→ Your instructions: Repeat the records verbatim and leave the pictures out of your copy.

Extracted data entries:
==============================
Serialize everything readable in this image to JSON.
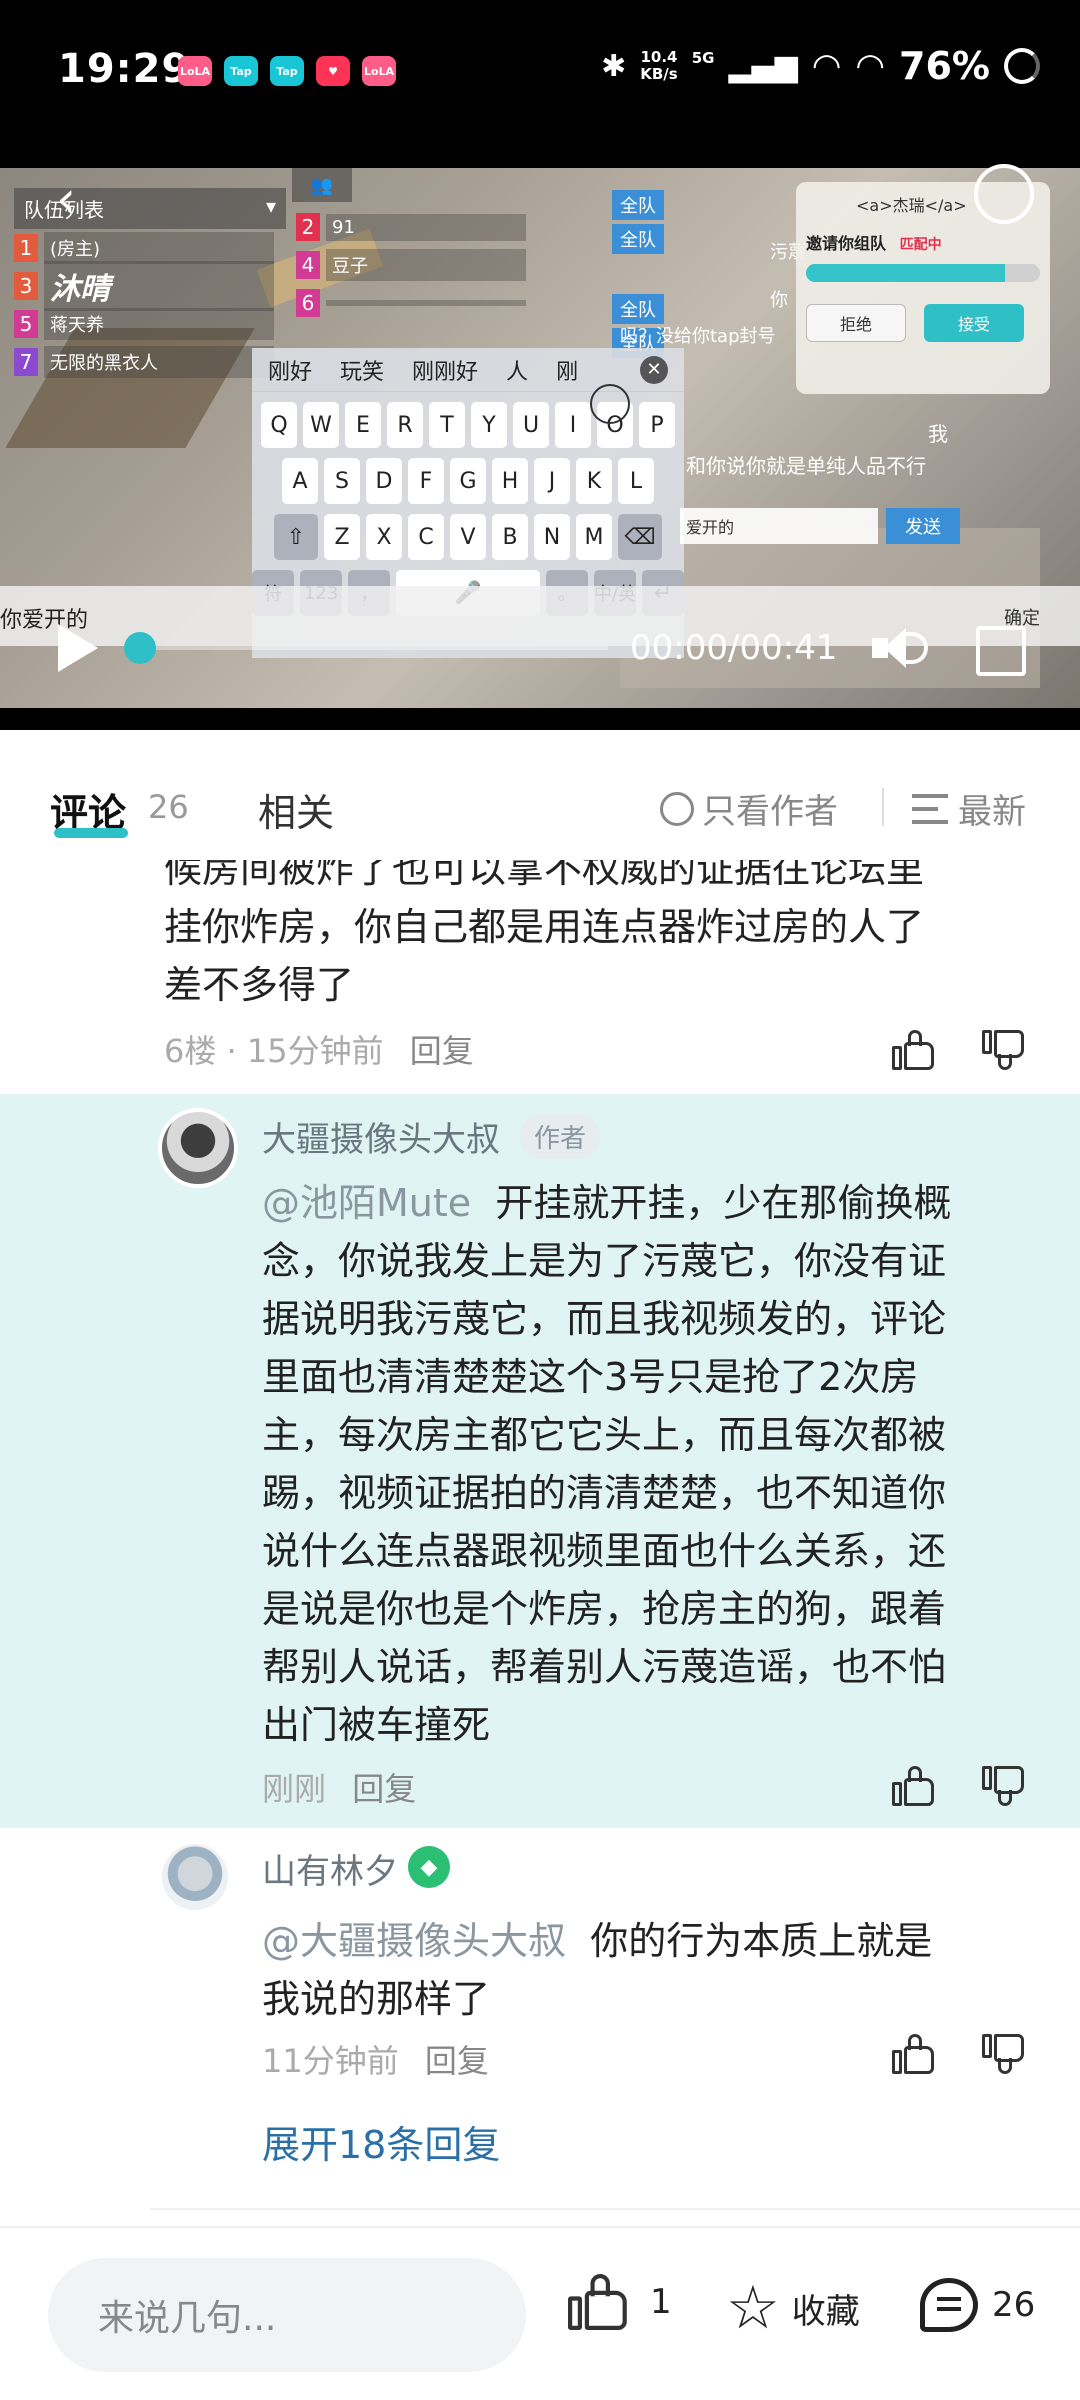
{
  "status_bar": {
    "time": "19:29",
    "apps": [
      {
        "label": "LoLA",
        "color": "#ff5c8a"
      },
      {
        "label": "Tap",
        "color": "#19c6d6"
      },
      {
        "label": "Tap",
        "color": "#19c6d6"
      },
      {
        "label": "♥",
        "color": "#ff3355"
      },
      {
        "label": "LoLA",
        "color": "#ff5c8a"
      }
    ],
    "net_speed_value": "10.4",
    "net_speed_unit": "KB/s",
    "network": "5G",
    "battery": "76%",
    "icons": [
      "bluetooth-icon",
      "signal-icon",
      "wifi-icon",
      "battery-ring-icon"
    ]
  },
  "video": {
    "team_list_label": "队伍列表",
    "team_col1": [
      {
        "num": "1",
        "name": "(房主)",
        "color": "#e25b3d"
      },
      {
        "num": "3",
        "name": "沐晴",
        "color": "#e25b3d"
      },
      {
        "num": "5",
        "name": "蒋天养",
        "color": "#d13b93"
      },
      {
        "num": "7",
        "name": "无限的黑衣人",
        "color": "#8c4ad0"
      }
    ],
    "team_col2": [
      {
        "num": "2",
        "name": "91",
        "color": "#e2314e"
      },
      {
        "num": "4",
        "name": "豆子",
        "color": "#d13b93"
      },
      {
        "num": "6",
        "name": "",
        "color": "#d13b93"
      }
    ],
    "chat_tags": [
      "全队",
      "全队",
      "全队",
      "全队"
    ],
    "chat_lines": [
      "污蔑",
      "你",
      "吗？没给你tap封号",
      "我",
      "和你说你就是单纯人品不行"
    ],
    "invite": {
      "title": "<a>杰瑞</a>",
      "text": "邀请你组队",
      "status": "匹配中",
      "reject": "拒绝",
      "accept": "接受",
      "progress": 0.85
    },
    "keyboard": {
      "suggestions": [
        "刚好",
        "玩笑",
        "刚刚好",
        "人",
        "刚"
      ],
      "row1": [
        "Q",
        "W",
        "E",
        "R",
        "T",
        "Y",
        "U",
        "I",
        "O",
        "P"
      ],
      "row2": [
        "A",
        "S",
        "D",
        "F",
        "G",
        "H",
        "J",
        "K",
        "L"
      ],
      "row3": [
        "Z",
        "X",
        "C",
        "V",
        "B",
        "N",
        "M"
      ],
      "row4": [
        "符",
        "123",
        "，",
        "。",
        "中/英"
      ]
    },
    "send_box": "爱开的",
    "send_button": "发送",
    "input_text": "你爱开的",
    "input_right": "确定",
    "time_display": "00:00/00:41",
    "progress": 0.0
  },
  "tabs": {
    "comments_label": "评论",
    "comments_count": "26",
    "related_label": "相关",
    "author_only_label": "只看作者",
    "sort_label": "最新"
  },
  "comment_partial": {
    "line0": "候房间被炸了也可以拿不权威的证据往论坛里",
    "line1": "挂你炸房，你自己都是用连点器炸过房的人了",
    "line2": "差不多得了",
    "meta": "6楼 · 15分钟前",
    "reply": "回复"
  },
  "reply1": {
    "name": "大疆摄像头大叔",
    "badge": "作者",
    "mention": "@池陌Mute",
    "lines": [
      "开挂就开挂，少在那偷换概",
      "念，你说我发上是为了污蔑它，你没有证",
      "据说明我污蔑它，而且我视频发的，评论",
      "里面也清清楚楚这个3号只是抢了2次房",
      "主，每次房主都它它头上，而且每次都被",
      "踢，视频证据拍的清清楚楚，也不知道你",
      "说什么连点器跟视频里面也什么关系，还",
      "是说是你也是个炸房，抢房主的狗，跟着",
      "帮别人说话，帮着别人污蔑造谣，也不怕",
      "出门被车撞死"
    ],
    "time": "刚刚",
    "reply": "回复"
  },
  "reply2": {
    "name": "山有林夕",
    "mention": "@大疆摄像头大叔",
    "line1": "你的行为本质上就是",
    "line2": "我说的那样了",
    "time": "11分钟前",
    "reply": "回复",
    "expand": "展开18条回复"
  },
  "bottom_bar": {
    "placeholder": "来说几句...",
    "like_count": "1",
    "favorite_label": "收藏",
    "comment_count": "26"
  }
}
==============================
→ Solution:
Serialize everything readable in this image to JSON.
{
  "status_bar": {
    "time": "19:29",
    "apps": [
      {
        "label": "LoLA",
        "color": "#ff5c8a"
      },
      {
        "label": "Tap",
        "color": "#19c6d6"
      },
      {
        "label": "Tap",
        "color": "#19c6d6"
      },
      {
        "label": "♥",
        "color": "#ff3355"
      },
      {
        "label": "LoLA",
        "color": "#ff5c8a"
      }
    ],
    "net_speed_value": "10.4",
    "net_speed_unit": "KB/s",
    "network": "5G",
    "battery": "76%",
    "icons": [
      "bluetooth-icon",
      "signal-icon",
      "wifi-icon",
      "battery-ring-icon"
    ]
  },
  "video": {
    "team_list_label": "队伍列表",
    "team_col1": [
      {
        "num": "1",
        "name": "(房主)",
        "color": "#e25b3d"
      },
      {
        "num": "3",
        "name": "沐晴",
        "color": "#e25b3d"
      },
      {
        "num": "5",
        "name": "蒋天养",
        "color": "#d13b93"
      },
      {
        "num": "7",
        "name": "无限的黑衣人",
        "color": "#8c4ad0"
      }
    ],
    "team_col2": [
      {
        "num": "2",
        "name": "91",
        "color": "#e2314e"
      },
      {
        "num": "4",
        "name": "豆子",
        "color": "#d13b93"
      },
      {
        "num": "6",
        "name": "",
        "color": "#d13b93"
      }
    ],
    "chat_tags": [
      "全队",
      "全队",
      "全队",
      "全队"
    ],
    "chat_lines": [
      "污蔑",
      "你",
      "吗？没给你tap封号",
      "我",
      "和你说你就是单纯人品不行"
    ],
    "invite": {
      "title": "<a>杰瑞</a>",
      "text": "邀请你组队",
      "status": "匹配中",
      "reject": "拒绝",
      "accept": "接受",
      "progress": 0.85
    },
    "keyboard": {
      "suggestions": [
        "刚好",
        "玩笑",
        "刚刚好",
        "人",
        "刚"
      ],
      "row1": [
        "Q",
        "W",
        "E",
        "R",
        "T",
        "Y",
        "U",
        "I",
        "O",
        "P"
      ],
      "row2": [
        "A",
        "S",
        "D",
        "F",
        "G",
        "H",
        "J",
        "K",
        "L"
      ],
      "row3": [
        "Z",
        "X",
        "C",
        "V",
        "B",
        "N",
        "M"
      ],
      "row4": [
        "符",
        "123",
        "，",
        "。",
        "中/英"
      ]
    },
    "send_box": "爱开的",
    "send_button": "发送",
    "input_text": "你爱开的",
    "input_right": "确定",
    "time_display": "00:00/00:41",
    "progress": 0.0
  },
  "tabs": {
    "comments_label": "评论",
    "comments_count": "26",
    "related_label": "相关",
    "author_only_label": "只看作者",
    "sort_label": "最新"
  },
  "comment_partial": {
    "line0": "候房间被炸了也可以拿不权威的证据往论坛里",
    "line1": "挂你炸房，你自己都是用连点器炸过房的人了",
    "line2": "差不多得了",
    "meta": "6楼 · 15分钟前",
    "reply": "回复"
  },
  "reply1": {
    "name": "大疆摄像头大叔",
    "badge": "作者",
    "mention": "@池陌Mute",
    "lines": [
      "开挂就开挂，少在那偷换概",
      "念，你说我发上是为了污蔑它，你没有证",
      "据说明我污蔑它，而且我视频发的，评论",
      "里面也清清楚楚这个3号只是抢了2次房",
      "主，每次房主都它它头上，而且每次都被",
      "踢，视频证据拍的清清楚楚，也不知道你",
      "说什么连点器跟视频里面也什么关系，还",
      "是说是你也是个炸房，抢房主的狗，跟着",
      "帮别人说话，帮着别人污蔑造谣，也不怕",
      "出门被车撞死"
    ],
    "time": "刚刚",
    "reply": "回复"
  },
  "reply2": {
    "name": "山有林夕",
    "mention": "@大疆摄像头大叔",
    "line1": "你的行为本质上就是",
    "line2": "我说的那样了",
    "time": "11分钟前",
    "reply": "回复",
    "expand": "展开18条回复"
  },
  "bottom_bar": {
    "placeholder": "来说几句...",
    "like_count": "1",
    "favorite_label": "收藏",
    "comment_count": "26"
  }
}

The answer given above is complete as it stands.